- Do this -
Gather the lines from the material that contain "Chabrier".

#####

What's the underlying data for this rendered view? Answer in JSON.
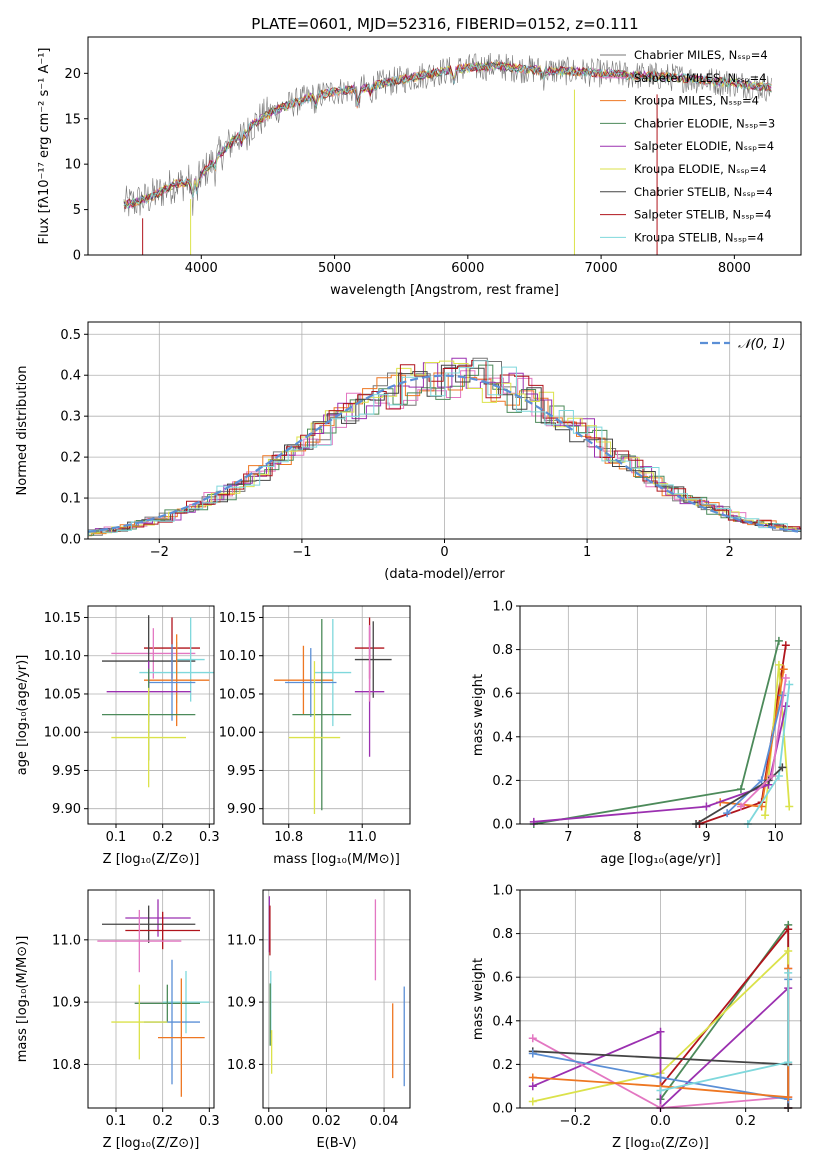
{
  "figure_title": "PLATE=0601, MJD=52316, FIBERID=0152, z=0.111",
  "chart_data": [
    {
      "id": "spectrum",
      "type": "line",
      "title": "PLATE=0601, MJD=52316, FIBERID=0152, z=0.111",
      "xlabel": "wavelength [Angstrom, rest frame]",
      "ylabel": "Flux [fλ10⁻¹⁷ erg cm⁻² s⁻¹ A⁻¹]",
      "xlim": [
        3150,
        8500
      ],
      "ylim": [
        0,
        24
      ],
      "xticks": [
        4000,
        5000,
        6000,
        7000,
        8000
      ],
      "yticks": [
        0,
        5,
        10,
        15,
        20
      ],
      "grid": false,
      "legend_position": "right",
      "continuum": {
        "x": [
          3420,
          3500,
          3600,
          3700,
          3800,
          3900,
          4000,
          4100,
          4200,
          4300,
          4400,
          4500,
          4600,
          4800,
          5000,
          5200,
          5400,
          5600,
          5800,
          6000,
          6200,
          6400,
          6600,
          6800,
          7000,
          7200,
          7400,
          7600,
          7800,
          8000,
          8280
        ],
        "y": [
          5.5,
          5.8,
          6.2,
          7.0,
          7.8,
          8.0,
          8.8,
          10.5,
          12.0,
          13.5,
          14.5,
          15.5,
          16.2,
          17.3,
          18.0,
          18.3,
          19.0,
          19.6,
          20.2,
          20.6,
          20.8,
          20.5,
          20.3,
          20.2,
          20.0,
          19.8,
          19.7,
          19.5,
          19.2,
          18.9,
          18.4
        ]
      },
      "series": [
        {
          "name": "Chabrier MILES, N_SSP=4",
          "color": "#777777"
        },
        {
          "name": "Salpeter MILES, N_SSP=4",
          "color": "#e377c2"
        },
        {
          "name": "Kroupa MILES, N_SSP=4",
          "color": "#ee7722"
        },
        {
          "name": "Chabrier ELODIE, N_SSP=3",
          "color": "#4c8a5a"
        },
        {
          "name": "Salpeter ELODIE, N_SSP=4",
          "color": "#9b30b0"
        },
        {
          "name": "Kroupa ELODIE, N_SSP=4",
          "color": "#dbe24a"
        },
        {
          "name": "Chabrier STELIB, N_SSP=4",
          "color": "#444444"
        },
        {
          "name": "Salpeter STELIB, N_SSP=4",
          "color": "#b0141c"
        },
        {
          "name": "Kroupa STELIB, N_SSP=4",
          "color": "#7fd8dc"
        }
      ]
    },
    {
      "id": "residuals",
      "type": "histogram",
      "xlabel": "(data-model)/error",
      "ylabel": "Normed distribution",
      "xlim": [
        -2.5,
        2.5
      ],
      "ylim": [
        0,
        0.53
      ],
      "xticks": [
        -2,
        -1,
        0,
        1,
        2
      ],
      "yticks": [
        0.0,
        0.1,
        0.2,
        0.3,
        0.4,
        0.5
      ],
      "grid": true,
      "legend_position": "top-right",
      "reference_curve": {
        "name": "𝒩(0, 1)",
        "color": "#5b8fd6"
      },
      "series_colors": [
        "#777777",
        "#e377c2",
        "#ee7722",
        "#4c8a5a",
        "#9b30b0",
        "#dbe24a",
        "#444444",
        "#b0141c",
        "#7fd8dc"
      ]
    },
    {
      "id": "age_vs_Z",
      "type": "scatter",
      "xlabel": "Z [log₁₀(Z/Z⊙)]",
      "ylabel": "age  [log₁₀(age/yr)]",
      "xlim": [
        0.04,
        0.31
      ],
      "ylim": [
        9.88,
        10.165
      ],
      "xticks": [
        0.1,
        0.2,
        0.3
      ],
      "yticks": [
        9.9,
        9.95,
        10.0,
        10.05,
        10.1,
        10.15
      ],
      "grid": true,
      "points": [
        {
          "x": 0.22,
          "y": 10.11,
          "xerr": 0.06,
          "yerr": 0.04,
          "color": "#b0141c"
        },
        {
          "x": 0.18,
          "y": 10.103,
          "xerr": 0.09,
          "yerr": 0.033,
          "color": "#e377c2"
        },
        {
          "x": 0.17,
          "y": 10.093,
          "xerr": 0.1,
          "yerr": 0.06,
          "color": "#444444"
        },
        {
          "x": 0.26,
          "y": 10.095,
          "xerr": 0.03,
          "yerr": 0.055,
          "color": "#7fd8dc"
        },
        {
          "x": 0.23,
          "y": 10.078,
          "xerr": 0.08,
          "yerr": 0.04,
          "color": "#7fd8dc"
        },
        {
          "x": 0.23,
          "y": 10.068,
          "xerr": 0.07,
          "yerr": 0.06,
          "color": "#ee7722"
        },
        {
          "x": 0.22,
          "y": 10.065,
          "xerr": 0.05,
          "yerr": 0.05,
          "color": "#5b8fd6"
        },
        {
          "x": 0.17,
          "y": 10.053,
          "xerr": 0.09,
          "yerr": 0.04,
          "color": "#9b30b0"
        },
        {
          "x": 0.17,
          "y": 10.023,
          "xerr": 0.1,
          "yerr": 0.06,
          "color": "#4c8a5a"
        },
        {
          "x": 0.17,
          "y": 9.993,
          "xerr": 0.08,
          "yerr": 0.065,
          "color": "#dbe24a"
        }
      ]
    },
    {
      "id": "age_vs_mass",
      "type": "scatter",
      "xlabel": "mass [log₁₀(M/M⊙)]",
      "ylabel": "",
      "xlim": [
        10.73,
        11.13
      ],
      "ylim": [
        9.88,
        10.165
      ],
      "xticks": [
        10.8,
        11.0
      ],
      "yticks": [
        9.9,
        9.95,
        10.0,
        10.05,
        10.1,
        10.15
      ],
      "grid": true,
      "points": [
        {
          "x": 11.02,
          "y": 10.11,
          "xerr": 0.04,
          "yerr": 0.04,
          "color": "#b0141c"
        },
        {
          "x": 11.03,
          "y": 10.095,
          "xerr": 0.05,
          "yerr": 0.05,
          "color": "#444444"
        },
        {
          "x": 10.92,
          "y": 10.078,
          "xerr": 0.05,
          "yerr": 0.07,
          "color": "#7fd8dc"
        },
        {
          "x": 10.84,
          "y": 10.068,
          "xerr": 0.08,
          "yerr": 0.045,
          "color": "#ee7722"
        },
        {
          "x": 10.86,
          "y": 10.065,
          "xerr": 0.07,
          "yerr": 0.045,
          "color": "#5b8fd6"
        },
        {
          "x": 11.02,
          "y": 10.053,
          "xerr": 0.04,
          "yerr": 0.085,
          "color": "#9b30b0"
        },
        {
          "x": 10.89,
          "y": 10.023,
          "xerr": 0.08,
          "yerr": 0.125,
          "color": "#4c8a5a"
        },
        {
          "x": 10.87,
          "y": 9.993,
          "xerr": 0.07,
          "yerr": 0.1,
          "color": "#dbe24a"
        },
        {
          "x": 11.02,
          "y": 10.09,
          "xerr": 0.0,
          "yerr": 0.05,
          "color": "#e377c2"
        }
      ]
    },
    {
      "id": "mass_weight_vs_age",
      "type": "line",
      "xlabel": "age  [log₁₀(age/yr)]",
      "ylabel": "mass weight",
      "xlim": [
        6.3,
        10.37
      ],
      "ylim": [
        0,
        1.0
      ],
      "xticks": [
        7,
        8,
        9,
        10
      ],
      "yticks": [
        0.0,
        0.2,
        0.4,
        0.6,
        0.8,
        1.0
      ],
      "grid": true,
      "series": [
        {
          "color": "#4c8a5a",
          "x": [
            6.5,
            9.5,
            10.05
          ],
          "y": [
            0.0,
            0.16,
            0.84
          ]
        },
        {
          "color": "#b0141c",
          "x": [
            8.9,
            9.8,
            10.15
          ],
          "y": [
            0.0,
            0.1,
            0.82
          ]
        },
        {
          "color": "#dbe24a",
          "x": [
            9.85,
            10.05,
            10.2
          ],
          "y": [
            0.04,
            0.73,
            0.08
          ]
        },
        {
          "color": "#ee7722",
          "x": [
            9.2,
            9.8,
            10.12
          ],
          "y": [
            0.1,
            0.08,
            0.71
          ]
        },
        {
          "color": "#9b30b0",
          "x": [
            6.5,
            9.0,
            9.9,
            10.15
          ],
          "y": [
            0.01,
            0.08,
            0.18,
            0.54
          ]
        },
        {
          "color": "#7fd8dc",
          "x": [
            9.6,
            10.05,
            10.2
          ],
          "y": [
            0.0,
            0.22,
            0.64
          ]
        },
        {
          "color": "#5b8fd6",
          "x": [
            9.3,
            9.8,
            10.1
          ],
          "y": [
            0.05,
            0.2,
            0.59
          ]
        },
        {
          "color": "#444444",
          "x": [
            8.85,
            9.9,
            10.1
          ],
          "y": [
            0.0,
            0.2,
            0.26
          ]
        },
        {
          "color": "#e377c2",
          "x": [
            9.5,
            9.95,
            10.15
          ],
          "y": [
            0.08,
            0.22,
            0.67
          ]
        }
      ]
    },
    {
      "id": "mass_vs_Z",
      "type": "scatter",
      "xlabel": "Z [log₁₀(Z/Z⊙)]",
      "ylabel": "mass [log₁₀(M/M⊙)]",
      "xlim": [
        0.04,
        0.31
      ],
      "ylim": [
        10.73,
        11.08
      ],
      "xticks": [
        0.1,
        0.2,
        0.3
      ],
      "yticks": [
        10.8,
        10.9,
        11.0
      ],
      "grid": true,
      "points": [
        {
          "x": 0.19,
          "y": 11.035,
          "xerr": 0.07,
          "yerr": 0.03,
          "color": "#9b30b0"
        },
        {
          "x": 0.17,
          "y": 11.025,
          "xerr": 0.1,
          "yerr": 0.03,
          "color": "#444444"
        },
        {
          "x": 0.2,
          "y": 11.015,
          "xerr": 0.08,
          "yerr": 0.03,
          "color": "#b0141c"
        },
        {
          "x": 0.15,
          "y": 10.998,
          "xerr": 0.09,
          "yerr": 0.05,
          "color": "#e377c2"
        },
        {
          "x": 0.25,
          "y": 10.9,
          "xerr": 0.05,
          "yerr": 0.05,
          "color": "#7fd8dc"
        },
        {
          "x": 0.21,
          "y": 10.898,
          "xerr": 0.07,
          "yerr": 0.03,
          "color": "#4c8a5a"
        },
        {
          "x": 0.22,
          "y": 10.868,
          "xerr": 0.06,
          "yerr": 0.1,
          "color": "#5b8fd6"
        },
        {
          "x": 0.15,
          "y": 10.868,
          "xerr": 0.06,
          "yerr": 0.06,
          "color": "#dbe24a"
        },
        {
          "x": 0.24,
          "y": 10.843,
          "xerr": 0.05,
          "yerr": 0.095,
          "color": "#ee7722"
        }
      ]
    },
    {
      "id": "mass_vs_ebv",
      "type": "scatter",
      "xlabel": "E(B-V)",
      "ylabel": "",
      "xlim": [
        -0.002,
        0.049
      ],
      "ylim": [
        10.73,
        11.08
      ],
      "xticks": [
        0.0,
        0.02,
        0.04
      ],
      "yticks": [
        10.8,
        10.9,
        11.0
      ],
      "grid": true,
      "points": [
        {
          "x": 0.0002,
          "y": 11.025,
          "xerr": 0.0,
          "yerr": 0.045,
          "color": "#9b30b0"
        },
        {
          "x": 0.0004,
          "y": 11.015,
          "xerr": 0.0,
          "yerr": 0.04,
          "color": "#b0141c"
        },
        {
          "x": 0.0007,
          "y": 10.9,
          "xerr": 0.0,
          "yerr": 0.05,
          "color": "#7fd8dc"
        },
        {
          "x": 0.0005,
          "y": 10.88,
          "xerr": 0.0,
          "yerr": 0.05,
          "color": "#4c8a5a"
        },
        {
          "x": 0.001,
          "y": 10.82,
          "xerr": 0.0,
          "yerr": 0.035,
          "color": "#dbe24a"
        },
        {
          "x": 0.037,
          "y": 11.0,
          "xerr": 0.0,
          "yerr": 0.065,
          "color": "#e377c2"
        },
        {
          "x": 0.043,
          "y": 10.838,
          "xerr": 0.0,
          "yerr": 0.06,
          "color": "#ee7722"
        },
        {
          "x": 0.047,
          "y": 10.845,
          "xerr": 0.0,
          "yerr": 0.08,
          "color": "#5b8fd6"
        }
      ]
    },
    {
      "id": "mass_weight_vs_Z",
      "type": "line",
      "xlabel": "Z [log₁₀(Z/Z⊙)]",
      "ylabel": "mass weight",
      "xlim": [
        -0.33,
        0.33
      ],
      "ylim": [
        0,
        1.0
      ],
      "xticks": [
        -0.2,
        0.0,
        0.2
      ],
      "yticks": [
        0.0,
        0.2,
        0.4,
        0.6,
        0.8,
        1.0
      ],
      "grid": true,
      "series": [
        {
          "color": "#4c8a5a",
          "x": [
            0.0,
            0.3,
            0.3
          ],
          "y": [
            0.04,
            0.84,
            0.0
          ]
        },
        {
          "color": "#b0141c",
          "x": [
            0.0,
            0.3,
            0.3
          ],
          "y": [
            0.1,
            0.82,
            0.0
          ]
        },
        {
          "color": "#dbe24a",
          "x": [
            -0.3,
            0.0,
            0.3,
            0.3
          ],
          "y": [
            0.03,
            0.16,
            0.72,
            0.0
          ]
        },
        {
          "color": "#9b30b0",
          "x": [
            -0.3,
            0.0,
            0.0,
            0.3,
            0.3
          ],
          "y": [
            0.1,
            0.35,
            0.0,
            0.55,
            0.0
          ]
        },
        {
          "color": "#e377c2",
          "x": [
            -0.3,
            0.0,
            0.3,
            0.3
          ],
          "y": [
            0.32,
            0.0,
            0.05,
            0.64
          ]
        },
        {
          "color": "#444444",
          "x": [
            -0.3,
            0.3,
            0.3
          ],
          "y": [
            0.26,
            0.2,
            0.0
          ]
        },
        {
          "color": "#5b8fd6",
          "x": [
            -0.3,
            0.0,
            0.3,
            0.3
          ],
          "y": [
            0.25,
            0.14,
            0.04,
            0.59
          ]
        },
        {
          "color": "#ee7722",
          "x": [
            -0.3,
            0.0,
            0.3,
            0.3
          ],
          "y": [
            0.14,
            0.1,
            0.05,
            0.64
          ]
        },
        {
          "color": "#7fd8dc",
          "x": [
            0.0,
            0.3,
            0.3
          ],
          "y": [
            0.08,
            0.21,
            0.62
          ]
        }
      ]
    }
  ]
}
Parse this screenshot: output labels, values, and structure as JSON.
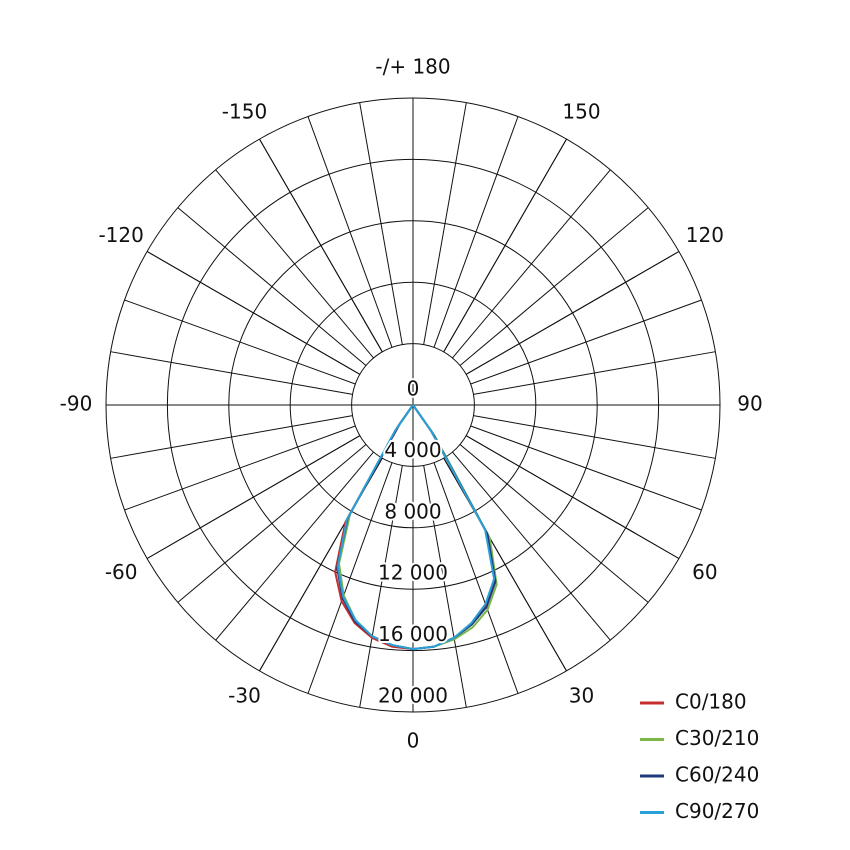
{
  "chart_data": {
    "type": "polar",
    "theta": [
      -40,
      -35,
      -30,
      -25,
      -20,
      -15,
      -10,
      -5,
      0,
      5,
      10,
      15,
      20,
      25,
      30,
      35,
      40
    ],
    "series": [
      {
        "name": "C0/180",
        "color": "#c62d2d",
        "values": [
          0,
          1500,
          8800,
          12000,
          13600,
          14700,
          15400,
          15800,
          15900,
          15800,
          15400,
          14800,
          13900,
          12600,
          9500,
          2000,
          0
        ]
      },
      {
        "name": "C30/210",
        "color": "#7cb648",
        "values": [
          0,
          1800,
          8200,
          11400,
          13200,
          14500,
          15300,
          15700,
          15900,
          15800,
          15500,
          15000,
          14200,
          12900,
          10000,
          2500,
          0
        ]
      },
      {
        "name": "C60/240",
        "color": "#1f3a7a",
        "values": [
          0,
          1600,
          8500,
          11700,
          13400,
          14600,
          15300,
          15700,
          15900,
          15800,
          15400,
          14800,
          14000,
          12700,
          9700,
          2200,
          0
        ]
      },
      {
        "name": "C90/270",
        "color": "#2aa0d8",
        "values": [
          0,
          2000,
          8600,
          11600,
          13300,
          14500,
          15300,
          15700,
          15900,
          15800,
          15400,
          14700,
          13800,
          12500,
          9400,
          2000,
          0
        ]
      }
    ],
    "rlim": [
      0,
      20000
    ],
    "rticks": [
      0,
      {
        "value": 4000,
        "label": "4 000"
      },
      {
        "value": 8000,
        "label": "8 000"
      },
      {
        "value": 12000,
        "label": "12 000"
      },
      {
        "value": 16000,
        "label": "16 000"
      },
      {
        "value": 20000,
        "label": "20 000"
      }
    ],
    "thetaticks": [
      0,
      30,
      60,
      90,
      120,
      150,
      {
        "value": 180,
        "label": "-/+ 180"
      },
      -150,
      -120,
      -90,
      -60,
      -30
    ],
    "grid": true,
    "legend": "lower right"
  }
}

#####

- Output for this task -
          "name": "Chabrier MILES, N_SSP=4",
          "name": "Chabrier ELODIE, N_SSP=3",
          "name": "Chabrier STELIB, N_SSP=4",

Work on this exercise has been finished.